Entries with figure data:
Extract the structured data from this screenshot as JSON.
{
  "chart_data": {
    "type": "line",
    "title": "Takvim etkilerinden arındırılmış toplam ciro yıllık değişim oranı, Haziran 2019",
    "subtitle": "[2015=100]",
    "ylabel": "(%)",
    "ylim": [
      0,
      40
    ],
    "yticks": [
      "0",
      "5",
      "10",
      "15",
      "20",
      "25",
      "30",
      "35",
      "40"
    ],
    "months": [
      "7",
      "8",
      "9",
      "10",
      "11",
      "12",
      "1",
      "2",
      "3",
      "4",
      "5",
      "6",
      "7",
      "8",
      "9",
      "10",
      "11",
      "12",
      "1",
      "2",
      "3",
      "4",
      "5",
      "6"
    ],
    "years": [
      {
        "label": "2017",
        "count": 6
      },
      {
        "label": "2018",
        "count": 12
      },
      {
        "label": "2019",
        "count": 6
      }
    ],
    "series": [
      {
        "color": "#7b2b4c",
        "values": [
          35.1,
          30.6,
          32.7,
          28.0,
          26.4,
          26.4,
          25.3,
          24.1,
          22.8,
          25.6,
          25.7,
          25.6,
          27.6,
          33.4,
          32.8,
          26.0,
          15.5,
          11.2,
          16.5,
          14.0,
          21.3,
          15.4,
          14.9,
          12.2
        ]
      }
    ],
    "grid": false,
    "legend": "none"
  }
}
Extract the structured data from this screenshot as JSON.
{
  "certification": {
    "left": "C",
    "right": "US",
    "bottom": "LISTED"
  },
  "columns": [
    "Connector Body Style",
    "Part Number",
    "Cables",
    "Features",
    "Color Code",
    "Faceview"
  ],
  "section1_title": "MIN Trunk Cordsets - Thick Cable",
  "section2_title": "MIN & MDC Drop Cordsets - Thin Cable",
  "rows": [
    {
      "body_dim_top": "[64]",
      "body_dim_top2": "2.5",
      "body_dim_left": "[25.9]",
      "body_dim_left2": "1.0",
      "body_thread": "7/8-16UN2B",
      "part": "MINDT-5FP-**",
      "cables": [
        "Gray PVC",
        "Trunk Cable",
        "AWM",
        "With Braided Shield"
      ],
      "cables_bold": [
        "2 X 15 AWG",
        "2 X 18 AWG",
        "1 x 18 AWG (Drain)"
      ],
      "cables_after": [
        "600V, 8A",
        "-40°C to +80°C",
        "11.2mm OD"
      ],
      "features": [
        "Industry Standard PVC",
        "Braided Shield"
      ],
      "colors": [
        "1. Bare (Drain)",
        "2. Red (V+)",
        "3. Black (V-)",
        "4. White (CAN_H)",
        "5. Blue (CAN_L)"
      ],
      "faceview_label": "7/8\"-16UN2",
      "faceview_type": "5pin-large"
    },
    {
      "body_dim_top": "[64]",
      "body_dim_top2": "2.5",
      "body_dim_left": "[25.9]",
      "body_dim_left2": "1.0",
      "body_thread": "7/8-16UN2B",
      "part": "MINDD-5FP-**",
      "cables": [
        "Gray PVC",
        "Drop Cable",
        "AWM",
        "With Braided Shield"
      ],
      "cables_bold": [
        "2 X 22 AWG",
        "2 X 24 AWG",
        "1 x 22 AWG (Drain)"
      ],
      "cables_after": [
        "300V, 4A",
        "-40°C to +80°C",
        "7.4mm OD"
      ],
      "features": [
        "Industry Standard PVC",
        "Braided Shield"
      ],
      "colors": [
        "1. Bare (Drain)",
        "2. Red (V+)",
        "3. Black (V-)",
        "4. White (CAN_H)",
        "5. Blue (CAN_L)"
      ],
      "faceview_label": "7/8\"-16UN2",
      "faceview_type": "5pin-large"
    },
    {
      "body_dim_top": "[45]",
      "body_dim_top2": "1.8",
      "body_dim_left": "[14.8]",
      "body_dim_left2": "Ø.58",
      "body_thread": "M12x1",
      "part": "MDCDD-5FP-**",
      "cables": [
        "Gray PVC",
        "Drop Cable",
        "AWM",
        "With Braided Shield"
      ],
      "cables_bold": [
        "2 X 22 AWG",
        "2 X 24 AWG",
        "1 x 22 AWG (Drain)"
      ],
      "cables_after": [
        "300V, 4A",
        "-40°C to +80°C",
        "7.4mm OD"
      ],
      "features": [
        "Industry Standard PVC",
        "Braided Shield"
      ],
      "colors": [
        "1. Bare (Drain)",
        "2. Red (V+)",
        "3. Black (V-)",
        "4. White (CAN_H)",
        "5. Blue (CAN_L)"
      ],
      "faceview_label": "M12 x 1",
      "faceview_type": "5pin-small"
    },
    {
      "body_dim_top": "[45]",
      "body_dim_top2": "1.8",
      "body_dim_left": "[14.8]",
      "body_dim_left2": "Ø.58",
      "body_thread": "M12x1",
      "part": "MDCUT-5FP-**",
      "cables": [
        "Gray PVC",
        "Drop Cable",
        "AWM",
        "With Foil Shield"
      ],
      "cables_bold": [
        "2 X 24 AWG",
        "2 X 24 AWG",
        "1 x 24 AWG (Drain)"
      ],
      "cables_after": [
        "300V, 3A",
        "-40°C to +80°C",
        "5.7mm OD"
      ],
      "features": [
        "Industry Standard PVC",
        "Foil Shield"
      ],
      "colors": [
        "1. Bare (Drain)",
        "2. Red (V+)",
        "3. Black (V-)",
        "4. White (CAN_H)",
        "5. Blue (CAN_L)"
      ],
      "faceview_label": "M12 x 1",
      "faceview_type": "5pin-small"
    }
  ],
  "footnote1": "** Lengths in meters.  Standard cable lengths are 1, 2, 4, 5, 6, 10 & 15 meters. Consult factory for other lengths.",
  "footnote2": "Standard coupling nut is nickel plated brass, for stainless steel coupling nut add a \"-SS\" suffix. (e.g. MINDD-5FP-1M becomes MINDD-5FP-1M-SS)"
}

• **Brief**:
Restate the listing above word for word.

• **Output below**:
Extract the structured data from this screenshot as JSON.
{
  "chart_data": {
    "type": "line",
    "title": "Takvim etkilerinden arındırılmış toplam ciro yıllık değişim oranı, Haziran 2019",
    "subtitle": "[2015=100]",
    "ylabel": "(%)",
    "ylim": [
      0,
      40
    ],
    "yticks": [
      "0",
      "5",
      "10",
      "15",
      "20",
      "25",
      "30",
      "35",
      "40"
    ],
    "months": [
      "7",
      "8",
      "9",
      "10",
      "11",
      "12",
      "1",
      "2",
      "3",
      "4",
      "5",
      "6",
      "7",
      "8",
      "9",
      "10",
      "11",
      "12",
      "1",
      "2",
      "3",
      "4",
      "5",
      "6"
    ],
    "years": [
      {
        "label": "2017",
        "count": 6
      },
      {
        "label": "2018",
        "count": 12
      },
      {
        "label": "2019",
        "count": 6
      }
    ],
    "series": [
      {
        "color": "#7b2b4c",
        "values": [
          35.1,
          30.6,
          32.7,
          28.0,
          26.4,
          26.4,
          25.3,
          24.1,
          22.8,
          25.6,
          25.7,
          25.6,
          27.6,
          33.4,
          32.8,
          26.0,
          15.5,
          11.2,
          16.5,
          14.0,
          21.3,
          15.4,
          14.9,
          12.2
        ]
      }
    ],
    "grid": false,
    "legend": "none"
  }
}
Extract the structured data from this screenshot as JSON.
{
  "certification": {
    "left": "C",
    "right": "US",
    "bottom": "LISTED"
  },
  "columns": [
    "Connector Body Style",
    "Part Number",
    "Cables",
    "Features",
    "Color Code",
    "Faceview"
  ],
  "section1_title": "MIN Trunk Cordsets - Thick Cable",
  "section2_title": "MIN & MDC Drop Cordsets - Thin Cable",
  "rows": [
    {
      "body_dim_top": "[64]",
      "body_dim_top2": "2.5",
      "body_dim_left": "[25.9]",
      "body_dim_left2": "1.0",
      "body_thread": "7/8-16UN2B",
      "part": "MINDT-5FP-**",
      "cables": [
        "Gray PVC",
        "Trunk Cable",
        "AWM",
        "With Braided Shield"
      ],
      "cables_bold": [
        "2 X 15 AWG",
        "2 X 18 AWG",
        "1 x 18 AWG (Drain)"
      ],
      "cables_after": [
        "600V, 8A",
        "-40°C to +80°C",
        "11.2mm OD"
      ],
      "features": [
        "Industry Standard PVC",
        "Braided Shield"
      ],
      "colors": [
        "1. Bare (Drain)",
        "2. Red (V+)",
        "3. Black (V-)",
        "4. White (CAN_H)",
        "5. Blue (CAN_L)"
      ],
      "faceview_label": "7/8\"-16UN2",
      "faceview_type": "5pin-large"
    },
    {
      "body_dim_top": "[64]",
      "body_dim_top2": "2.5",
      "body_dim_left": "[25.9]",
      "body_dim_left2": "1.0",
      "body_thread": "7/8-16UN2B",
      "part": "MINDD-5FP-**",
      "cables": [
        "Gray PVC",
        "Drop Cable",
        "AWM",
        "With Braided Shield"
      ],
      "cables_bold": [
        "2 X 22 AWG",
        "2 X 24 AWG",
        "1 x 22 AWG (Drain)"
      ],
      "cables_after": [
        "300V, 4A",
        "-40°C to +80°C",
        "7.4mm OD"
      ],
      "features": [
        "Industry Standard PVC",
        "Braided Shield"
      ],
      "colors": [
        "1. Bare (Drain)",
        "2. Red (V+)",
        "3. Black (V-)",
        "4. White (CAN_H)",
        "5. Blue (CAN_L)"
      ],
      "faceview_label": "7/8\"-16UN2",
      "faceview_type": "5pin-large"
    },
    {
      "body_dim_top": "[45]",
      "body_dim_top2": "1.8",
      "body_dim_left": "[14.8]",
      "body_dim_left2": "Ø.58",
      "body_thread": "M12x1",
      "part": "MDCDD-5FP-**",
      "cables": [
        "Gray PVC",
        "Drop Cable",
        "AWM",
        "With Braided Shield"
      ],
      "cables_bold": [
        "2 X 22 AWG",
        "2 X 24 AWG",
        "1 x 22 AWG (Drain)"
      ],
      "cables_after": [
        "300V, 4A",
        "-40°C to +80°C",
        "7.4mm OD"
      ],
      "features": [
        "Industry Standard PVC",
        "Braided Shield"
      ],
      "colors": [
        "1. Bare (Drain)",
        "2. Red (V+)",
        "3. Black (V-)",
        "4. White (CAN_H)",
        "5. Blue (CAN_L)"
      ],
      "faceview_label": "M12 x 1",
      "faceview_type": "5pin-small"
    },
    {
      "body_dim_top": "[45]",
      "body_dim_top2": "1.8",
      "body_dim_left": "[14.8]",
      "body_dim_left2": "Ø.58",
      "body_thread": "M12x1",
      "part": "MDCUT-5FP-**",
      "cables": [
        "Gray PVC",
        "Drop Cable",
        "AWM",
        "With Foil Shield"
      ],
      "cables_bold": [
        "2 X 24 AWG",
        "2 X 24 AWG",
        "1 x 24 AWG (Drain)"
      ],
      "cables_after": [
        "300V, 3A",
        "-40°C to +80°C",
        "5.7mm OD"
      ],
      "features": [
        "Industry Standard PVC",
        "Foil Shield"
      ],
      "colors": [
        "1. Bare (Drain)",
        "2. Red (V+)",
        "3. Black (V-)",
        "4. White (CAN_H)",
        "5. Blue (CAN_L)"
      ],
      "faceview_label": "M12 x 1",
      "faceview_type": "5pin-small"
    }
  ],
  "footnote1": "** Lengths in meters.  Standard cable lengths are 1, 2, 4, 5, 6, 10 & 15 meters. Consult factory for other lengths.",
  "footnote2": "Standard coupling nut is nickel plated brass, for stainless steel coupling nut add a \"-SS\" suffix. (e.g. MINDD-5FP-1M becomes MINDD-5FP-1M-SS)"
}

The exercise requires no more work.